• _What is asked_:
Gather up the lines that contain "graph".

• _Data to process_:
⟨
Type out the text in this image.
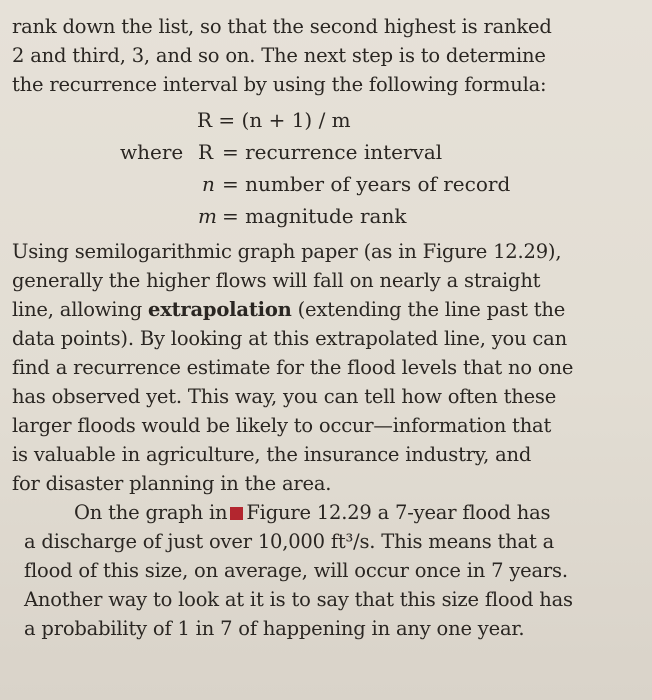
rank down the list, so that the second highest is ranked
2 and third, 3, and so on. The next step is to determine
the recurrence interval by using the following formula:

R = (n + 1) / m
where R = recurrence interval
n = number of years of record
m = magnitude rank

Using semilogarithmic graph paper (as in Figure 12.29),
generally the higher flows will fall on nearly a straight
line, allowing extrapolation (extending the line past the
data points). By looking at this extrapolated line, you can
find a recurrence estimate for the flood levels that no one
has observed yet. This way, you can tell how often these
larger floods would be likely to occur—information that
is valuable in agriculture, the insurance industry, and
for disaster planning in the area.

On the graph in Figure 12.29 a 7-year flood has
a discharge of just over 10,000 ft³/s. This means that a
flood of this size, on average, will occur once in 7 years.
Another way to look at it is to say that this size flood has
a probability of 1 in 7 of happening in any one year.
⟩
• _Task answer_:
Using semilogarithmic graph paper (as in Figure 12.29),
On the graph in Figure 12.29 a 7-year flood has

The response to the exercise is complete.